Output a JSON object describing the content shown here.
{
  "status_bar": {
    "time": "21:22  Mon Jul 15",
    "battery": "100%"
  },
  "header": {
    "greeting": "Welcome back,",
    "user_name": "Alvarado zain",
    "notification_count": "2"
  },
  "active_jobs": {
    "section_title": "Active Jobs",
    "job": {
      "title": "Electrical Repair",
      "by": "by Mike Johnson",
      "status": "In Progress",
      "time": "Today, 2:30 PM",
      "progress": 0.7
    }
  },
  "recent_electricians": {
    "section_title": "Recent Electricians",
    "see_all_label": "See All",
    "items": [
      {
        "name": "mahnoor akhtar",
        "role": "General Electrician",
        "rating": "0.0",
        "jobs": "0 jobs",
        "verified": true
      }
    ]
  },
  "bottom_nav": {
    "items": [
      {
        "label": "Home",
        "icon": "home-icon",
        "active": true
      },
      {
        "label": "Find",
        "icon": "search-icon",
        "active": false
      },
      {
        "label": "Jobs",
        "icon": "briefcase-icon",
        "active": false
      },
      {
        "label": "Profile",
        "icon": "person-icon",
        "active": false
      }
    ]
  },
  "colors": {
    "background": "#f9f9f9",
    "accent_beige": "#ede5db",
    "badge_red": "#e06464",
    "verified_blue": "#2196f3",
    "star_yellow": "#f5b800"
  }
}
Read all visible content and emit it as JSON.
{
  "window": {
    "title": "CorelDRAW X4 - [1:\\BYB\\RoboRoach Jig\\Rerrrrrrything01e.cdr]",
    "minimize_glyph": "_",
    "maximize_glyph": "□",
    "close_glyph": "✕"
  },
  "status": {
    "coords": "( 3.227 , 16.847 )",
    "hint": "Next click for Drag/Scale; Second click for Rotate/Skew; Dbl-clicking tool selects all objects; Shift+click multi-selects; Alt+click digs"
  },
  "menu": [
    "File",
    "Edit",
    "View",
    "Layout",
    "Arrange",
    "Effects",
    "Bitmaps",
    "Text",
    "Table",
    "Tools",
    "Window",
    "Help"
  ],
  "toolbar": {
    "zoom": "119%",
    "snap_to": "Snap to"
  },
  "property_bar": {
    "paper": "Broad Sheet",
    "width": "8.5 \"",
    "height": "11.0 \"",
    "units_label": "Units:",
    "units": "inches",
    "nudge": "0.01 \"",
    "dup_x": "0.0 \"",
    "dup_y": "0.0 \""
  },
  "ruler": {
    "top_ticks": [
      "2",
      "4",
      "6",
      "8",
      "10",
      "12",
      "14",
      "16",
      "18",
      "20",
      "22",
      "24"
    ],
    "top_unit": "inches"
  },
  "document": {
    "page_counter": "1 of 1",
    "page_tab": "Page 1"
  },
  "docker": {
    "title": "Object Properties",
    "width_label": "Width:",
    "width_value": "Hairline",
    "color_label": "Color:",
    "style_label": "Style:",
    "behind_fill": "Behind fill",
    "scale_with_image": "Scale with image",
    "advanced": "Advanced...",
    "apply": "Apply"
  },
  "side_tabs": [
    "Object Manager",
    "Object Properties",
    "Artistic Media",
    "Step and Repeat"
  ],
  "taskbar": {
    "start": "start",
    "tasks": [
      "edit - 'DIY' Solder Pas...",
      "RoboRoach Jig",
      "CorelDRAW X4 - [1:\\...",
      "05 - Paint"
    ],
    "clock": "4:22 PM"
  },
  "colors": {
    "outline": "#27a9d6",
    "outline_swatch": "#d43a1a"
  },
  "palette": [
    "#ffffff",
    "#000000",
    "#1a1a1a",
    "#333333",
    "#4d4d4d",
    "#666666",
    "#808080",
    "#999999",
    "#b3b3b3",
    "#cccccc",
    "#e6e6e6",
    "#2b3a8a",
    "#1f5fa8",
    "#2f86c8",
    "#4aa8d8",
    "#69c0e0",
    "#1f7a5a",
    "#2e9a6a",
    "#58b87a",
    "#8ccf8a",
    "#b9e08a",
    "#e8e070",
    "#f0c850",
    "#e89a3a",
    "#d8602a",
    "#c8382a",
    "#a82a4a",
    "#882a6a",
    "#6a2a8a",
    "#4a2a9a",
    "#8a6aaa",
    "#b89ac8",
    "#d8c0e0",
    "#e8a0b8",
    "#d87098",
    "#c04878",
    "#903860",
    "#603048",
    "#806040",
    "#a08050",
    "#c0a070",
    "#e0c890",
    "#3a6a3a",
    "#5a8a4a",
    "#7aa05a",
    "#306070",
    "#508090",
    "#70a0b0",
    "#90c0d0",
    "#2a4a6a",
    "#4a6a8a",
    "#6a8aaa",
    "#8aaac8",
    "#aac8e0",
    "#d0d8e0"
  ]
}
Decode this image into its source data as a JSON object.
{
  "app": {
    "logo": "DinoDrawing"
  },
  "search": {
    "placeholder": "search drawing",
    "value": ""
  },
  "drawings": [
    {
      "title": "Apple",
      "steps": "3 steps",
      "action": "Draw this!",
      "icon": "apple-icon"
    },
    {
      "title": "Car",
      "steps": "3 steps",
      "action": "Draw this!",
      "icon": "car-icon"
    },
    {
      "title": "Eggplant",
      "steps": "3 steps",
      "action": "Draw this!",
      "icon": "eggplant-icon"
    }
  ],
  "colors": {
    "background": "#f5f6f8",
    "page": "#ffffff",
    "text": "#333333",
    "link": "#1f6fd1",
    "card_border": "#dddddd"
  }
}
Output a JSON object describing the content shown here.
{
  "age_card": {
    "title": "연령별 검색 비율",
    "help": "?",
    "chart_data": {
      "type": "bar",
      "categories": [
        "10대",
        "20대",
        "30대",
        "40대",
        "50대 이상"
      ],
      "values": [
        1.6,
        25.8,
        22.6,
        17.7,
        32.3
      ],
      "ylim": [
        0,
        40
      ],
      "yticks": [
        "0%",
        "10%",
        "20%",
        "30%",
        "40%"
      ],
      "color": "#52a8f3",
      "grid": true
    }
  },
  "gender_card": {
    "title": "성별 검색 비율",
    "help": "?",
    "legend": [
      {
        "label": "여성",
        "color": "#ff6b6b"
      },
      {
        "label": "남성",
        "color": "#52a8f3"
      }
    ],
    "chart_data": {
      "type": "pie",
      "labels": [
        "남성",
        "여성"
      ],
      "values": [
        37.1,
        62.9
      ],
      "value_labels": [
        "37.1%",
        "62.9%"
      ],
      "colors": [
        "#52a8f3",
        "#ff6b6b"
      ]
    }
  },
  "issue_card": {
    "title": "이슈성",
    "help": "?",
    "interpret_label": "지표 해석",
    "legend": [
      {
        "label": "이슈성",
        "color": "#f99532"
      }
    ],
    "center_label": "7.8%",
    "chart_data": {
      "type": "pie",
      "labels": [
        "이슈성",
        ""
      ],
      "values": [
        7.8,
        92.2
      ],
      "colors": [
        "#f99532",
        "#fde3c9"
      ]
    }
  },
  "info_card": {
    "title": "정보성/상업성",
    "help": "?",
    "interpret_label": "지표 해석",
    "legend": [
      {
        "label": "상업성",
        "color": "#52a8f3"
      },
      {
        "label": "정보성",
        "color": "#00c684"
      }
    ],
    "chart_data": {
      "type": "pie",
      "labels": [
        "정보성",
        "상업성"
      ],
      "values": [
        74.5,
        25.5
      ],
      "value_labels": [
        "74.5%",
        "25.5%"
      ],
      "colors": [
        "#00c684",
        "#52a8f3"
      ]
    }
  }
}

*REQUIRED TASK:* Give the count of lines in the data above that hold the string "Scale", with no additional words.

*TASK RESPONSE:* 2